**WRITTEN INSTRUCTION:** Within the records that follow, find every line containing the string "document". Copy those lines.

**RECORDED INFORMATION:**

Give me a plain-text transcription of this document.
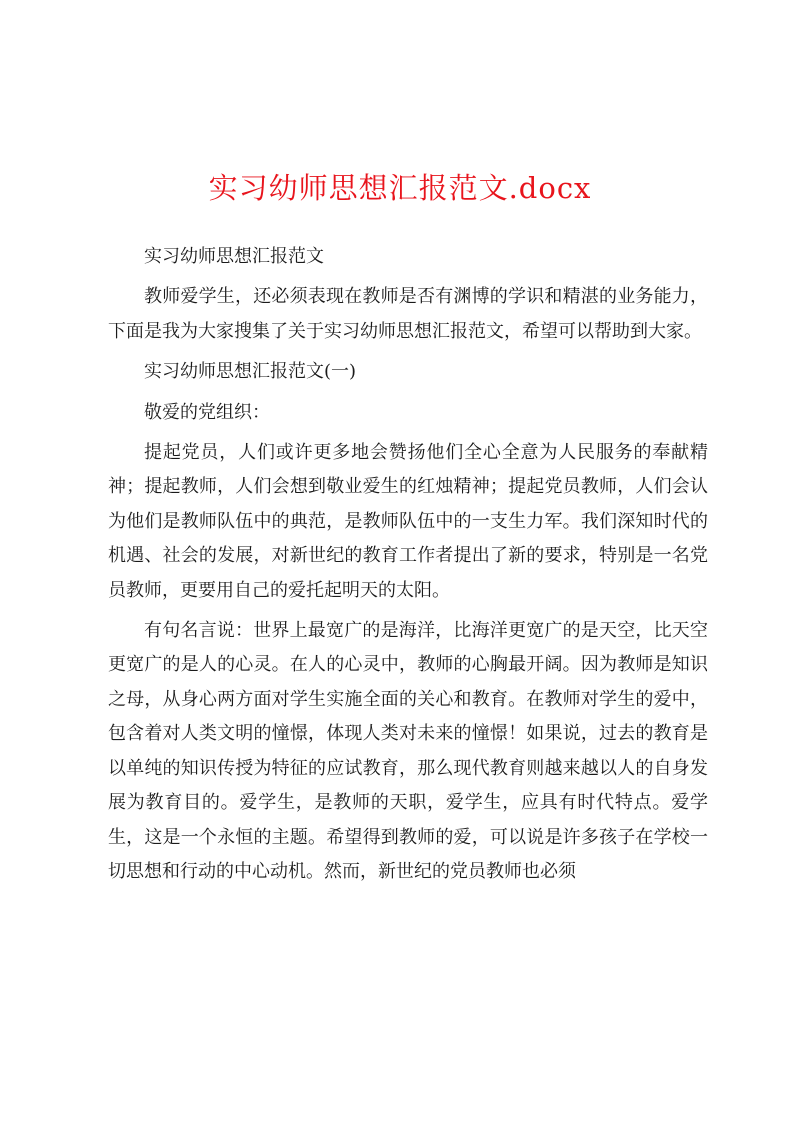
实习幼师思想汇报范文.docx

实习幼师思想汇报范文

教师爱学生，还必须表现在教师是否有渊博的学识和精湛的业务能力，下面是我为大家搜集了关于实习幼师思想汇报范文，希望可以帮助到大家。

实习幼师思想汇报范文(一)

敬爱的党组织：

提起党员，人们或许更多地会赞扬他们全心全意为人民服务的奉献精神；提起教师，人们会想到敬业爱生的红烛精神；提起党员教师，人们会认为他们是教师队伍中的典范，是教师队伍中的一支生力军。我们深知时代的机遇、社会的发展，对新世纪的教育工作者提出了新的要求，特别是一名党员教师，更要用自己的爱托起明天的太阳。

有句名言说：世界上最宽广的是海洋，比海洋更宽广的是天空，比天空更宽广的是人的心灵。在人的心灵中，教师的心胸最开阔。因为教师是知识之母，从身心两方面对学生实施全面的关心和教育。在教师对学生的爱中，包含着对人类文明的憧憬，体现人类对未来的憧憬！如果说，过去的教育是以单纯的知识传授为特征的应试教育，那么现代教育则越来越以人的自身发展为教育目的。爱学生，是教师的天职，爱学生，应具有时代特点。爱学生，这是一个永恒的主题。希望得到教师的爱，可以说是许多孩子在学校一切思想和行动的中心动机。然而，新世纪的党员教师也必须
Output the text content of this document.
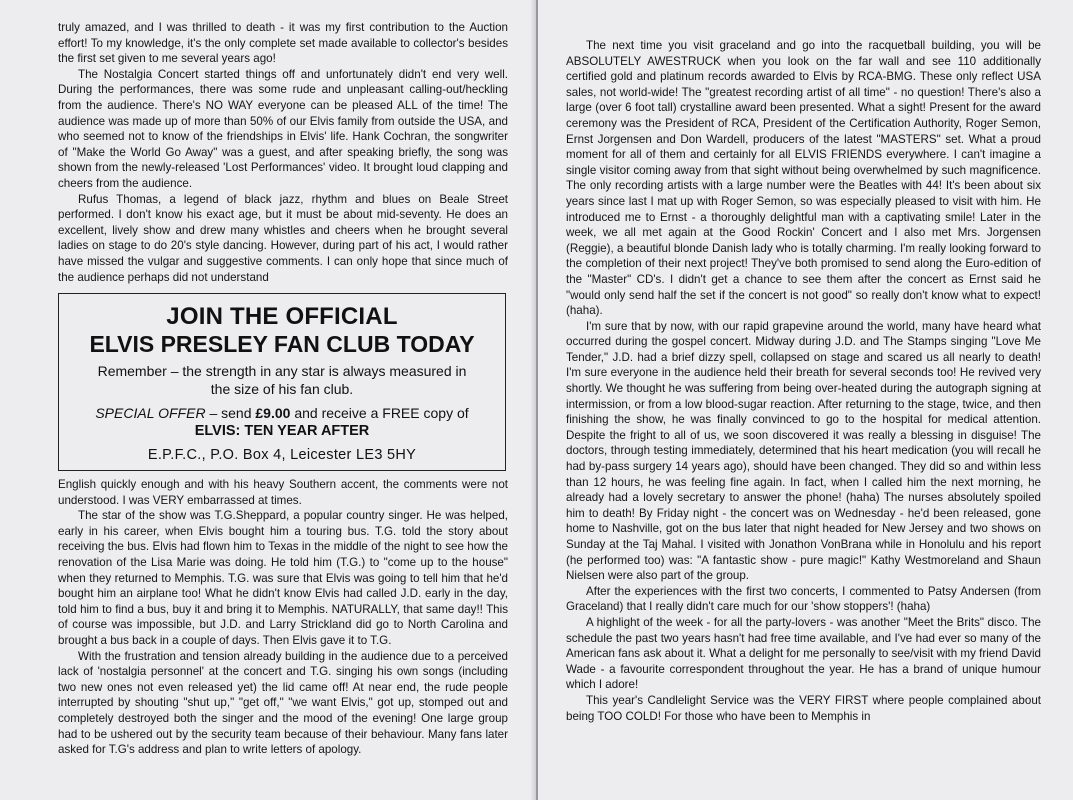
truly amazed, and I was thrilled to death - it was my first contribution to the Auction effort! To my knowledge, it's the only complete set made available to collector's besides the first set given to me several years ago!

The Nostalgia Concert started things off and unfortunately didn't end very well. During the performances, there was some rude and unpleasant calling-out/heckling from the audience. There's NO WAY everyone can be pleased ALL of the time! The audience was made up of more than 50% of our Elvis family from outside the USA, and who seemed not to know of the friendships in Elvis' life. Hank Cochran, the songwriter of "Make the World Go Away" was a guest, and after speaking briefly, the song was shown from the newly-released 'Lost Performances' video. It brought loud clapping and cheers from the audience.

Rufus Thomas, a legend of black jazz, rhythm and blues on Beale Street performed. I don't know his exact age, but it must be about mid-seventy. He does an excellent, lively show and drew many whistles and cheers when he brought several ladies on stage to do 20's style dancing. However, during part of his act, I would rather have missed the vulgar and suggestive comments. I can only hope that since much of the audience perhaps did not understand

JOIN THE OFFICIAL
ELVIS PRESLEY FAN CLUB TODAY
Remember – the strength in any star is always measured in
the size of his fan club.
SPECIAL OFFER – send £9.00 and receive a FREE copy of
ELVIS: TEN YEAR AFTER
E.P.F.C., P.O. Box 4, Leicester LE3 5HY

English quickly enough and with his heavy Southern accent, the comments were not understood. I was VERY embarrassed at times.

The star of the show was T.G.Sheppard, a popular country singer. He was helped, early in his career, when Elvis bought him a touring bus. T.G. told the story about receiving the bus. Elvis had flown him to Texas in the middle of the night to see how the renovation of the Lisa Marie was doing. He told him (T.G.) to "come up to the house" when they returned to Memphis. T.G. was sure that Elvis was going to tell him that he'd bought him an airplane too! What he didn't know Elvis had called J.D. early in the day, told him to find a bus, buy it and bring it to Memphis. NATURALLY, that same day!! This of course was impossible, but J.D. and Larry Strickland did go to North Carolina and brought a bus back in a couple of days. Then Elvis gave it to T.G.

With the frustration and tension already building in the audience due to a perceived lack of 'nostalgia personnel' at the concert and T.G. singing his own songs (including two new ones not even released yet) the lid came off! At near end, the rude people interrupted by shouting "shut up," "get off," "we want Elvis," got up, stomped out and completely destroyed both the singer and the mood of the evening! One large group had to be ushered out by the security team because of their behaviour. Many fans later asked for T.G's address and plan to write letters of apology.

The next time you visit graceland and go into the racquetball building, you will be ABSOLUTELY AWESTRUCK when you look on the far wall and see 110 additionally certified gold and platinum records awarded to Elvis by RCA-BMG. These only reflect USA sales, not world-wide! The "greatest recording artist of all time" - no question! There's also a large (over 6 foot tall) crystalline award been presented. What a sight! Present for the award ceremony was the President of RCA, President of the Certification Authority, Roger Semon, Ernst Jorgensen and Don Wardell, producers of the latest "MASTERS" set. What a proud moment for all of them and certainly for all ELVIS FRIENDS everywhere. I can't imagine a single visitor coming away from that sight without being overwhelmed by such magnificence. The only recording artists with a large number were the Beatles with 44! It's been about six years since last I mat up with Roger Semon, so was especially pleased to visit with him. He introduced me to Ernst - a thoroughly delightful man with a captivating smile! Later in the week, we all met again at the Good Rockin' Concert and I also met Mrs. Jorgensen (Reggie), a beautiful blonde Danish lady who is totally charming. I'm really looking forward to the completion of their next project! They've both promised to send along the Euro-edition of the "Master" CD's. I didn't get a chance to see them after the concert as Ernst said he "would only send half the set if the concert is not good" so really don't know what to expect! (haha).

I'm sure that by now, with our rapid grapevine around the world, many have heard what occurred during the gospel concert. Midway during J.D. and The Stamps singing "Love Me Tender," J.D. had a brief dizzy spell, collapsed on stage and scared us all nearly to death! I'm sure everyone in the audience held their breath for several seconds too! He revived very shortly. We thought he was suffering from being over-heated during the autograph signing at intermission, or from a low blood-sugar reaction. After returning to the stage, twice, and then finishing the show, he was finally convinced to go to the hospital for medical attention. Despite the fright to all of us, we soon discovered it was really a blessing in disguise! The doctors, through testing immediately, determined that his heart medication (you will recall he had by-pass surgery 14 years ago), should have been changed. They did so and within less than 12 hours, he was feeling fine again. In fact, when I called him the next morning, he already had a lovely secretary to answer the phone! (haha) The nurses absolutely spoiled him to death! By Friday night - the concert was on Wednesday - he'd been released, gone home to Nashville, got on the bus later that night headed for New Jersey and two shows on Sunday at the Taj Mahal. I visited with Jonathon VonBrana while in Honolulu and his report (he performed too) was: "A fantastic show - pure magic!" Kathy Westmoreland and Shaun Nielsen were also part of the group.

After the experiences with the first two concerts, I commented to Patsy Andersen (from Graceland) that I really didn't care much for our 'show stoppers'! (haha)

A highlight of the week - for all the party-lovers - was another "Meet the Brits" disco. The schedule the past two years hasn't had free time available, and I've had ever so many of the American fans ask about it. What a delight for me personally to see/visit with my friend David Wade - a favourite correspondent throughout the year. He has a brand of unique humour which I adore!

This year's Candlelight Service was the VERY FIRST where people complained about being TOO COLD! For those who have been to Memphis in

**FINAL RESULT:**
Give me a plain-text transcription of this document.
Output the text content of this document.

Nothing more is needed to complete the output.